Given instruction
Set down each entry exactly as given; pictures should not appear in the copy.

======== Exercise data ========

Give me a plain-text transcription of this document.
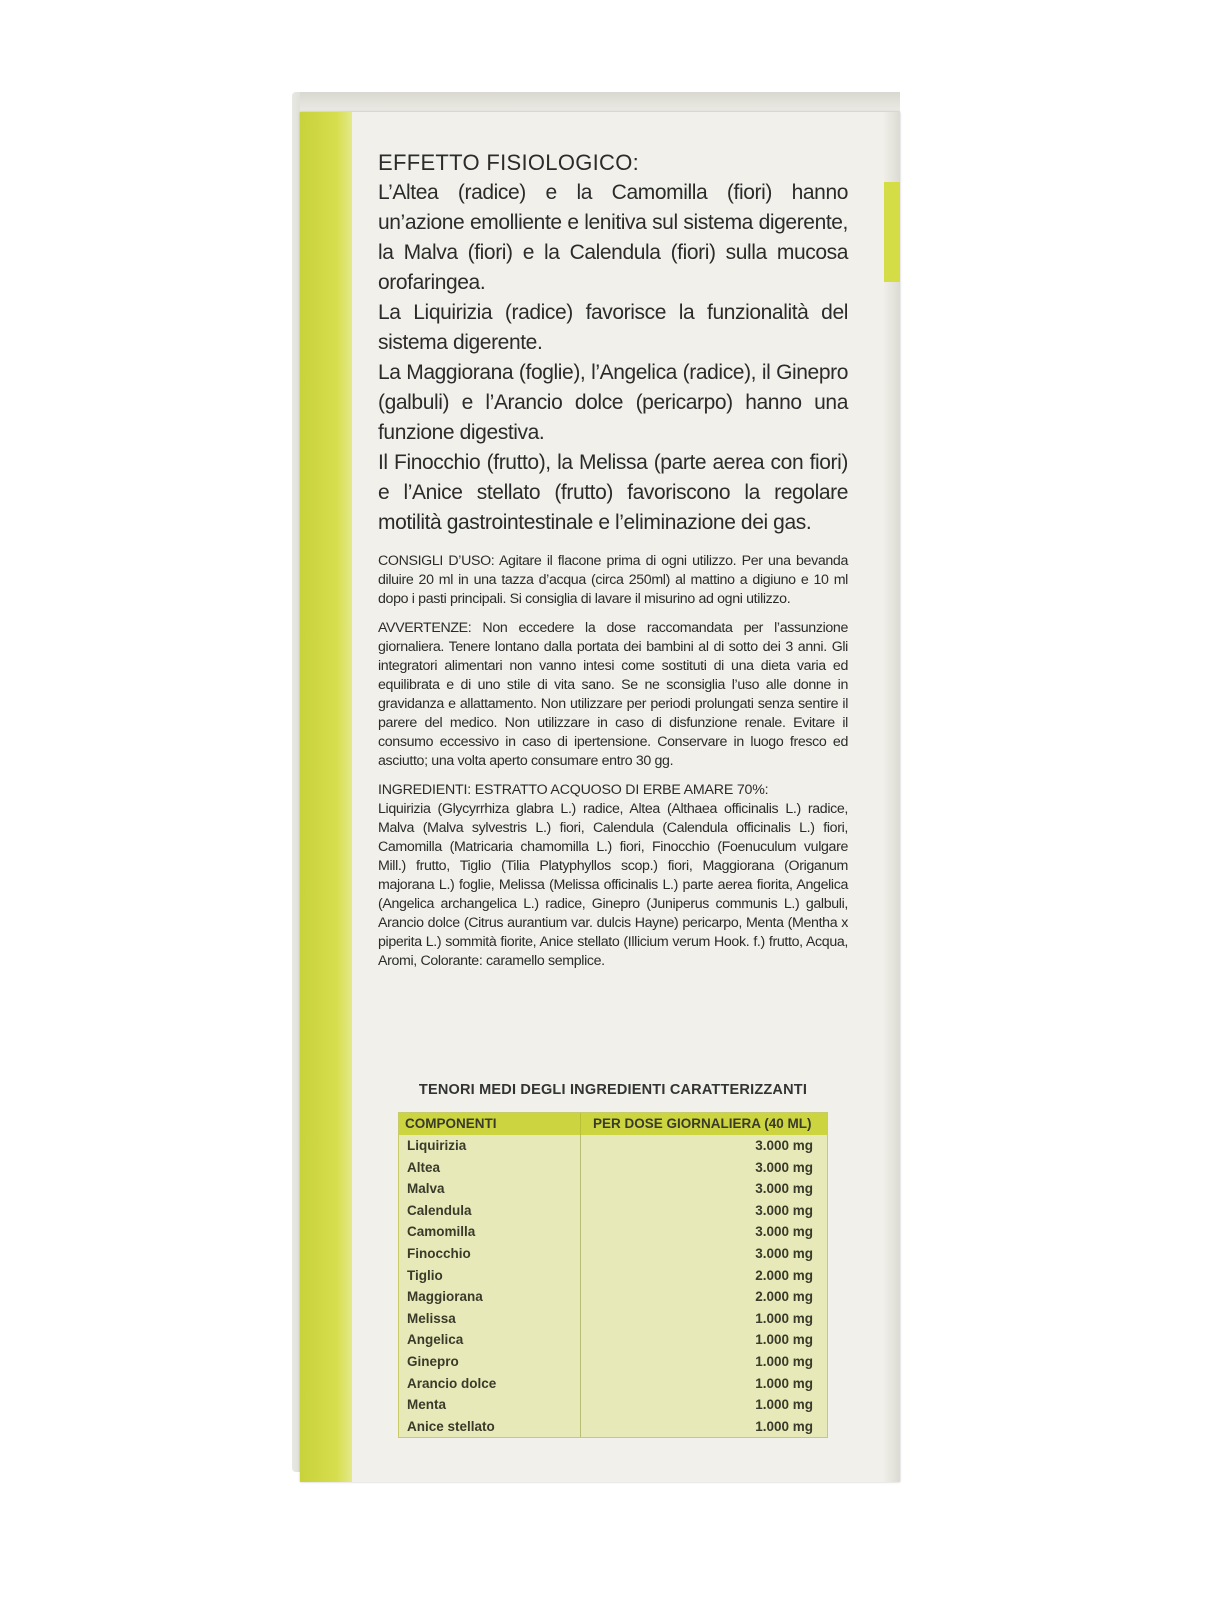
EFFETTO FISIOLOGICO:

L’Altea (radice) e la Camomilla (fiori) hanno un’azione emolliente e lenitiva sul sistema digerente, la Malva (fiori) e la Calendula (fiori) sulla mucosa orofaringea.

La Liquirizia (radice) favorisce la funzionalità del sistema digerente.

La Maggiorana (foglie), l’Angelica (radice), il Ginepro (galbuli) e l’Arancio dolce (pericarpo) hanno una funzione digestiva.

Il Finocchio (frutto), la Melissa (parte aerea con fiori) e l’Anice stellato (frutto) favoriscono la regolare motilità gastrointestinale e l’eliminazione dei gas.

CONSIGLI D’USO: Agitare il flacone prima di ogni utilizzo. Per una bevanda diluire 20 ml in una tazza d’acqua (circa 250ml) al mattino a digiuno e 10 ml dopo i pasti principali. Si consiglia di lavare il misurino ad ogni utilizzo.

AVVERTENZE: Non eccedere la dose raccomandata per l’assunzione giornaliera. Tenere lontano dalla portata dei bambini al di sotto dei 3 anni. Gli integratori alimentari non vanno intesi come sostituti di una dieta varia ed equilibrata e di uno stile di vita sano. Se ne sconsiglia l’uso alle donne in gravidanza e allattamento. Non utilizzare per periodi prolungati senza sentire il parere del medico. Non utilizzare in caso di disfunzione renale. Evitare il consumo eccessivo in caso di ipertensione. Conservare in luogo fresco ed asciutto; una volta aperto consumare entro 30 gg.

INGREDIENTI: ESTRATTO ACQUOSO DI ERBE AMARE 70%:

Liquirizia (Glycyrrhiza glabra L.) radice, Altea (Althaea officinalis L.) radice, Malva (Malva sylvestris L.) fiori, Calendula (Calendula officinalis L.) fiori, Camomilla (Matricaria chamomilla L.) fiori, Finocchio (Foenuculum vulgare Mill.) frutto, Tiglio (Tilia Platyphyllos scop.) fiori, Maggiorana (Origanum majorana L.) foglie, Melissa (Melissa officinalis L.) parte aerea fiorita, Angelica (Angelica archangelica L.) radice, Ginepro (Juniperus communis L.) galbuli, Arancio dolce (Citrus aurantium var. dulcis Hayne) pericarpo, Menta (Mentha x piperita L.) sommità fiorite, Anice stellato (Illicium verum Hook. f.) frutto, Acqua, Aromi, Colorante: caramello semplice.

TENORI MEDI DEGLI INGREDIENTI CARATTERIZZANTI
COMPONENTI	PER DOSE GIORNALIERA (40 ML)
Liquirizia
Altea
Malva
Calendula
Camomilla
Finocchio
Tiglio
Maggiorana
Melissa
Angelica
Ginepro
Arancio dolce
Menta
Anice stellato
3.000 mg
3.000 mg
3.000 mg
3.000 mg
3.000 mg
3.000 mg
2.000 mg
2.000 mg
1.000 mg
1.000 mg
1.000 mg
1.000 mg
1.000 mg
1.000 mg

========

Exercise answer
Give me a plain-text transcription of this document.
EFFETTO FISIOLOGICO:

L’Altea (radice) e la Camomilla (fiori) hanno un’azione emolliente e lenitiva sul sistema digerente, la Malva (fiori) e la Calendula (fiori) sulla mucosa orofaringea.

La Liquirizia (radice) favorisce la funzionalità del sistema digerente.

La Maggiorana (foglie), l’Angelica (radice), il Ginepro (galbuli) e l’Arancio dolce (pericarpo) hanno una funzione digestiva.

Il Finocchio (frutto), la Melissa (parte aerea con fiori) e l’Anice stellato (frutto) favoriscono la regolare motilità gastrointestinale e l’eliminazione dei gas.

CONSIGLI D’USO: Agitare il flacone prima di ogni utilizzo. Per una bevanda diluire 20 ml in una tazza d’acqua (circa 250ml) al mattino a digiuno e 10 ml dopo i pasti principali. Si consiglia di lavare il misurino ad ogni utilizzo.

AVVERTENZE: Non eccedere la dose raccomandata per l’assunzione giornaliera. Tenere lontano dalla portata dei bambini al di sotto dei 3 anni. Gli integratori alimentari non vanno intesi come sostituti di una dieta varia ed equilibrata e di uno stile di vita sano. Se ne sconsiglia l’uso alle donne in gravidanza e allattamento. Non utilizzare per periodi prolungati senza sentire il parere del medico. Non utilizzare in caso di disfunzione renale. Evitare il consumo eccessivo in caso di ipertensione. Conservare in luogo fresco ed asciutto; una volta aperto consumare entro 30 gg.

INGREDIENTI: ESTRATTO ACQUOSO DI ERBE AMARE 70%:

Liquirizia (Glycyrrhiza glabra L.) radice, Altea (Althaea officinalis L.) radice, Malva (Malva sylvestris L.) fiori, Calendula (Calendula officinalis L.) fiori, Camomilla (Matricaria chamomilla L.) fiori, Finocchio (Foenuculum vulgare Mill.) frutto, Tiglio (Tilia Platyphyllos scop.) fiori, Maggiorana (Origanum majorana L.) foglie, Melissa (Melissa officinalis L.) parte aerea fiorita, Angelica (Angelica archangelica L.) radice, Ginepro (Juniperus communis L.) galbuli, Arancio dolce (Citrus aurantium var. dulcis Hayne) pericarpo, Menta (Mentha x piperita L.) sommità fiorite, Anice stellato (Illicium verum Hook. f.) frutto, Acqua, Aromi, Colorante: caramello semplice.

TENORI MEDI DEGLI INGREDIENTI CARATTERIZZANTI
COMPONENTI	PER DOSE GIORNALIERA (40 ML)
Liquirizia
Altea
Malva
Calendula
Camomilla
Finocchio
Tiglio
Maggiorana
Melissa
Angelica
Ginepro
Arancio dolce
Menta
Anice stellato
3.000 mg
3.000 mg
3.000 mg
3.000 mg
3.000 mg
3.000 mg
2.000 mg
2.000 mg
1.000 mg
1.000 mg
1.000 mg
1.000 mg
1.000 mg
1.000 mg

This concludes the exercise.